-- Problem statement --
Identify the lines bearing the string "this" and gather them.

-- Items --
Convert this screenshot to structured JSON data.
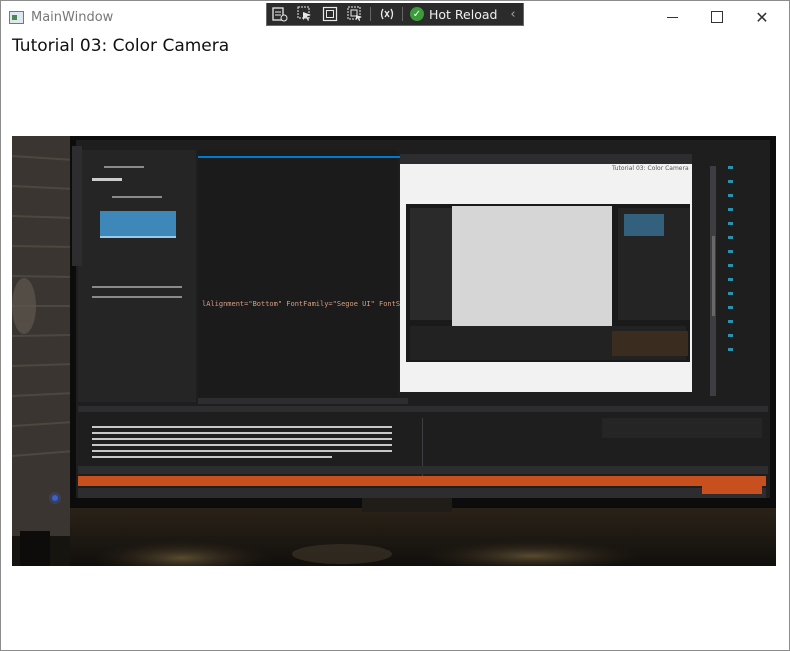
{
  "window": {
    "title": "MainWindow",
    "controls": {
      "minimize_icon": "minimize-icon",
      "maximize_icon": "maximize-icon",
      "close_glyph": "✕"
    }
  },
  "debug_toolbar": {
    "buttons": [
      {
        "icon": "live-visual-tree-icon"
      },
      {
        "icon": "select-element-icon"
      },
      {
        "icon": "display-layout-adorners-icon"
      },
      {
        "icon": "track-focused-element-icon"
      },
      {
        "icon": "binding-failures-icon"
      }
    ],
    "hot_reload_label": "Hot Reload",
    "hot_reload_check": "✓",
    "collapse_glyph": "‹"
  },
  "page": {
    "heading": "Tutorial 03: Color Camera"
  },
  "camera_feed": {
    "description_icon": "color-camera-image",
    "colors": {
      "background": "#151411",
      "monitor": "#1e1e1e",
      "editor": "#1b1b1c",
      "status_bar": "#c8501f",
      "accent": "#007acc"
    }
  }
}
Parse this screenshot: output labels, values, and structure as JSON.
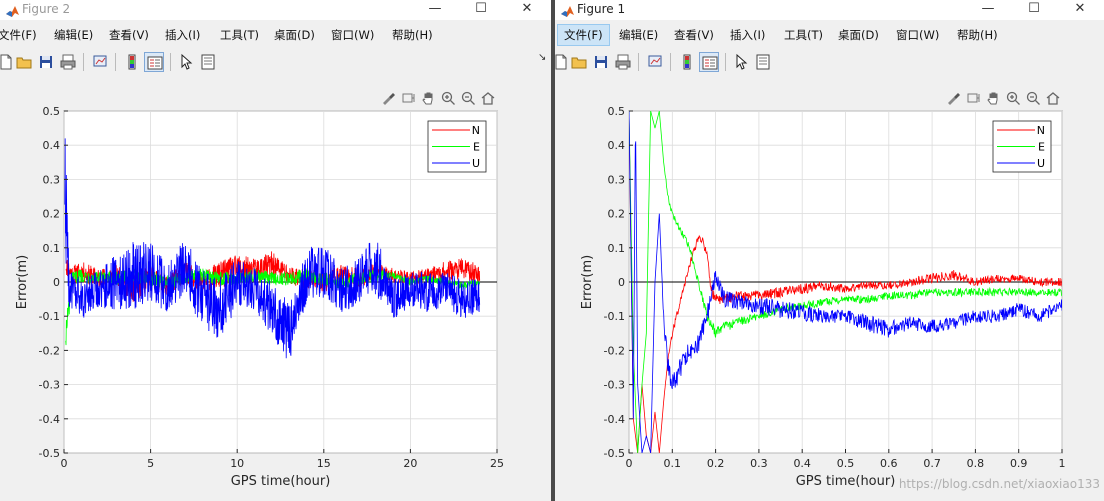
{
  "windows": [
    {
      "id": "figure2",
      "title": "Figure 2",
      "menu": [
        "文件(F)",
        "编辑(E)",
        "查看(V)",
        "插入(I)",
        "工具(T)",
        "桌面(D)",
        "窗口(W)",
        "帮助(H)"
      ],
      "active_menu": -1,
      "controls": {
        "minimize": "—",
        "maximize": "☐",
        "close": "✕"
      },
      "overflow_arrow": "↘"
    },
    {
      "id": "figure1",
      "title": "Figure 1",
      "menu": [
        "文件(F)",
        "编辑(E)",
        "查看(V)",
        "插入(I)",
        "工具(T)",
        "桌面(D)",
        "窗口(W)",
        "帮助(H)"
      ],
      "active_menu": 0,
      "controls": {
        "minimize": "—",
        "maximize": "☐",
        "close": "✕"
      }
    }
  ],
  "toolbar_icons": [
    "new-file-icon",
    "open-folder-icon",
    "save-icon",
    "print-icon",
    "link-plot-icon",
    "colorbar-icon",
    "legend-icon",
    "arrow-pointer-icon",
    "property-inspector-icon"
  ],
  "axes_toolbar_icons": [
    "brush-icon",
    "data-tips-icon",
    "pan-hand-icon",
    "zoom-in-icon",
    "zoom-out-icon",
    "home-icon"
  ],
  "watermark": "https://blog.csdn.net/xiaoxiao133",
  "chart_data": [
    {
      "type": "line",
      "window": "figure2",
      "xlabel": "GPS time(hour)",
      "ylabel": "Error(m)",
      "xlim": [
        0,
        25
      ],
      "ylim": [
        -0.5,
        0.5
      ],
      "xticks": [
        0,
        5,
        10,
        15,
        20,
        25
      ],
      "yticks": [
        -0.5,
        -0.4,
        -0.3,
        -0.2,
        -0.1,
        0,
        0.1,
        0.2,
        0.3,
        0.4,
        0.5
      ],
      "grid": true,
      "legend_position": "top-right",
      "series": [
        {
          "name": "N",
          "color": "#ff0000",
          "x": [
            0.1,
            0.5,
            1,
            2,
            3,
            4,
            5,
            6,
            7,
            8,
            9,
            10,
            11,
            12,
            13,
            14,
            15,
            16,
            17,
            18,
            19,
            20,
            21,
            22,
            23,
            24
          ],
          "y": [
            0.05,
            0.02,
            0.03,
            0.01,
            0.02,
            -0.02,
            0.01,
            -0.01,
            0.03,
            0.0,
            0.02,
            0.04,
            0.03,
            0.05,
            0.02,
            0.01,
            0.0,
            0.02,
            0.01,
            0.03,
            0.02,
            0.01,
            0.02,
            0.03,
            0.04,
            0.02
          ],
          "amplitude": [
            0.03,
            0.03,
            0.03,
            0.03,
            0.03,
            0.04,
            0.04,
            0.03,
            0.03,
            0.03,
            0.04,
            0.04,
            0.04,
            0.04,
            0.03,
            0.03,
            0.03,
            0.03,
            0.03,
            0.03,
            0.02,
            0.02,
            0.02,
            0.03,
            0.03,
            0.03
          ]
        },
        {
          "name": "E",
          "color": "#00ff00",
          "x": [
            0.1,
            0.5,
            1,
            2,
            3,
            4,
            5,
            6,
            7,
            8,
            9,
            10,
            11,
            12,
            13,
            14,
            15,
            16,
            17,
            18,
            19,
            20,
            21,
            22,
            23,
            24
          ],
          "y": [
            -0.15,
            0.01,
            0.02,
            0.01,
            0.01,
            0.02,
            0.01,
            0.0,
            0.01,
            0.02,
            0.01,
            0.01,
            0.02,
            0.01,
            0.01,
            0.02,
            0.01,
            0.0,
            0.01,
            0.02,
            0.02,
            0.0,
            0.01,
            0.0,
            -0.01,
            0.0
          ],
          "amplitude": [
            0.05,
            0.02,
            0.02,
            0.02,
            0.02,
            0.02,
            0.02,
            0.02,
            0.02,
            0.02,
            0.02,
            0.02,
            0.02,
            0.02,
            0.02,
            0.02,
            0.02,
            0.02,
            0.02,
            0.02,
            0.01,
            0.01,
            0.01,
            0.01,
            0.01,
            0.01
          ]
        },
        {
          "name": "U",
          "color": "#0000ff",
          "x": [
            0.05,
            0.3,
            1,
            2,
            3,
            4,
            5,
            6,
            7,
            8,
            9,
            10,
            11,
            12,
            13,
            14,
            15,
            16,
            17,
            18,
            19,
            20,
            21,
            22,
            23,
            24
          ],
          "y": [
            0.3,
            -0.02,
            -0.05,
            -0.02,
            0.0,
            0.02,
            0.03,
            -0.02,
            0.05,
            -0.05,
            -0.08,
            0.0,
            -0.02,
            -0.08,
            -0.15,
            0.02,
            0.03,
            -0.02,
            0.0,
            0.05,
            -0.05,
            -0.02,
            -0.03,
            -0.02,
            -0.05,
            -0.04
          ],
          "amplitude": [
            0.2,
            0.06,
            0.06,
            0.06,
            0.08,
            0.1,
            0.09,
            0.07,
            0.08,
            0.09,
            0.1,
            0.07,
            0.06,
            0.08,
            0.09,
            0.08,
            0.08,
            0.07,
            0.07,
            0.1,
            0.06,
            0.05,
            0.06,
            0.05,
            0.06,
            0.05
          ]
        }
      ]
    },
    {
      "type": "line",
      "window": "figure1",
      "xlabel": "GPS time(hour)",
      "ylabel": "Error(m)",
      "xlim": [
        0,
        1
      ],
      "ylim": [
        -0.5,
        0.5
      ],
      "xticks": [
        0,
        0.1,
        0.2,
        0.3,
        0.4,
        0.5,
        0.6,
        0.7,
        0.8,
        0.9,
        1
      ],
      "yticks": [
        -0.5,
        -0.4,
        -0.3,
        -0.2,
        -0.1,
        0,
        0.1,
        0.2,
        0.3,
        0.4,
        0.5
      ],
      "grid": true,
      "legend_position": "top-right",
      "series": [
        {
          "name": "N",
          "color": "#ff0000",
          "x": [
            0.0,
            0.01,
            0.02,
            0.03,
            0.04,
            0.05,
            0.06,
            0.07,
            0.08,
            0.09,
            0.1,
            0.12,
            0.14,
            0.16,
            0.17,
            0.18,
            0.19,
            0.2,
            0.22,
            0.25,
            0.3,
            0.35,
            0.4,
            0.45,
            0.5,
            0.55,
            0.6,
            0.65,
            0.7,
            0.75,
            0.8,
            0.85,
            0.9,
            0.95,
            1.0
          ],
          "y": [
            0.5,
            -0.4,
            -0.5,
            -0.3,
            -0.45,
            -0.5,
            -0.38,
            -0.5,
            -0.35,
            -0.22,
            -0.15,
            -0.05,
            0.05,
            0.13,
            0.12,
            0.08,
            -0.02,
            -0.05,
            -0.05,
            -0.04,
            -0.04,
            -0.03,
            -0.02,
            -0.01,
            -0.02,
            -0.01,
            -0.01,
            0.0,
            0.01,
            0.02,
            0.0,
            0.01,
            0.01,
            0.0,
            0.0
          ],
          "amplitude": [
            0.0,
            0.0,
            0.0,
            0.0,
            0.0,
            0.0,
            0.0,
            0.0,
            0.0,
            0.01,
            0.01,
            0.01,
            0.01,
            0.01,
            0.01,
            0.01,
            0.02,
            0.015,
            0.015,
            0.015,
            0.015,
            0.015,
            0.015,
            0.015,
            0.012,
            0.012,
            0.012,
            0.012,
            0.015,
            0.015,
            0.012,
            0.012,
            0.012,
            0.012,
            0.012
          ]
        },
        {
          "name": "E",
          "color": "#00ff00",
          "x": [
            0.0,
            0.01,
            0.02,
            0.03,
            0.04,
            0.05,
            0.06,
            0.07,
            0.08,
            0.09,
            0.1,
            0.12,
            0.14,
            0.16,
            0.18,
            0.2,
            0.22,
            0.25,
            0.3,
            0.35,
            0.4,
            0.45,
            0.5,
            0.55,
            0.6,
            0.65,
            0.7,
            0.75,
            0.8,
            0.85,
            0.9,
            0.95,
            1.0
          ],
          "y": [
            0.5,
            -0.2,
            -0.5,
            -0.3,
            -0.15,
            0.5,
            0.45,
            0.5,
            0.35,
            0.25,
            0.2,
            0.15,
            0.1,
            0.0,
            -0.1,
            -0.15,
            -0.13,
            -0.12,
            -0.1,
            -0.08,
            -0.07,
            -0.06,
            -0.05,
            -0.05,
            -0.04,
            -0.04,
            -0.03,
            -0.03,
            -0.03,
            -0.03,
            -0.03,
            -0.03,
            -0.03
          ],
          "amplitude": [
            0.0,
            0.0,
            0.0,
            0.0,
            0.0,
            0.0,
            0.0,
            0.0,
            0.0,
            0.01,
            0.01,
            0.01,
            0.01,
            0.01,
            0.015,
            0.015,
            0.015,
            0.015,
            0.012,
            0.012,
            0.012,
            0.012,
            0.012,
            0.012,
            0.012,
            0.012,
            0.012,
            0.012,
            0.012,
            0.012,
            0.012,
            0.012,
            0.012
          ]
        },
        {
          "name": "U",
          "color": "#0000ff",
          "x": [
            0.0,
            0.01,
            0.015,
            0.02,
            0.03,
            0.04,
            0.05,
            0.06,
            0.07,
            0.08,
            0.09,
            0.1,
            0.12,
            0.14,
            0.16,
            0.18,
            0.2,
            0.22,
            0.25,
            0.3,
            0.35,
            0.4,
            0.45,
            0.5,
            0.55,
            0.6,
            0.65,
            0.7,
            0.75,
            0.8,
            0.85,
            0.9,
            0.95,
            1.0
          ],
          "y": [
            0.5,
            -0.4,
            0.5,
            -0.3,
            -0.5,
            -0.45,
            -0.5,
            0.0,
            0.2,
            -0.1,
            -0.25,
            -0.3,
            -0.25,
            -0.2,
            -0.18,
            -0.1,
            0.02,
            -0.05,
            -0.06,
            -0.07,
            -0.08,
            -0.09,
            -0.1,
            -0.1,
            -0.12,
            -0.14,
            -0.12,
            -0.13,
            -0.12,
            -0.1,
            -0.1,
            -0.08,
            -0.1,
            -0.07
          ],
          "amplitude": [
            0.0,
            0.0,
            0.0,
            0.0,
            0.0,
            0.0,
            0.0,
            0.0,
            0.0,
            0.02,
            0.03,
            0.03,
            0.03,
            0.03,
            0.03,
            0.03,
            0.02,
            0.025,
            0.025,
            0.025,
            0.025,
            0.025,
            0.02,
            0.02,
            0.025,
            0.025,
            0.02,
            0.02,
            0.02,
            0.02,
            0.02,
            0.02,
            0.02,
            0.02
          ]
        }
      ]
    }
  ]
}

-- Exercise result --
Convert this screenshot to structured JSON data.
Parse this screenshot: output labels, values, and structure as JSON.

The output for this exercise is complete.